**DO THIS**
Among the entries, which lines carry the string "HIGHER"? Copy each of them.

-- begin --

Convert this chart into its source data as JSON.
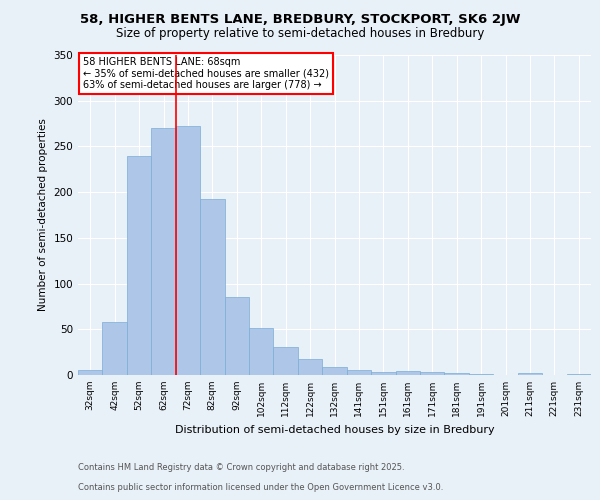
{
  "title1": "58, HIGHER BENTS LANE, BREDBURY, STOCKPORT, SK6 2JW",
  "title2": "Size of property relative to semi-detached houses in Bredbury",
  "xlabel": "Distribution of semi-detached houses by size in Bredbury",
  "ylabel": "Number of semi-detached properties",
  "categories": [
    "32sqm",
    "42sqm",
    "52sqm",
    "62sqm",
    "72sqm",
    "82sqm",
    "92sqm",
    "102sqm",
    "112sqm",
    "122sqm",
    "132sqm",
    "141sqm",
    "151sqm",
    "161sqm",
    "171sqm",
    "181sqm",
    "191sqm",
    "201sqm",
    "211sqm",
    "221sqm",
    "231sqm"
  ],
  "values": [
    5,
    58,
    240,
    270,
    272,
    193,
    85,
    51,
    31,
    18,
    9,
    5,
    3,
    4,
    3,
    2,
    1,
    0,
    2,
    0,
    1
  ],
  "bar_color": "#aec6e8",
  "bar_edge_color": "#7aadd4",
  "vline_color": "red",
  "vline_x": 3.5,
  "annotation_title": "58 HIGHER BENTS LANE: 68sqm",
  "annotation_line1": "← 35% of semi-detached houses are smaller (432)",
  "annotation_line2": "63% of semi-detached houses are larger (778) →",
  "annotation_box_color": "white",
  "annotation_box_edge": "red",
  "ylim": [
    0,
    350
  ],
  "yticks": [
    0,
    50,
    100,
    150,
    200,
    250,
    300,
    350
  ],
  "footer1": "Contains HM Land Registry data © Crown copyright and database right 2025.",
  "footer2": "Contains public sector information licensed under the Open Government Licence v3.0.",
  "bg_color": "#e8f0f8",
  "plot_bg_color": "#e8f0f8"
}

-- end --

**FINISHED ANSWER**
  "title1": "58, HIGHER BENTS LANE, BREDBURY, STOCKPORT, SK6 2JW",
  "annotation_title": "58 HIGHER BENTS LANE: 68sqm",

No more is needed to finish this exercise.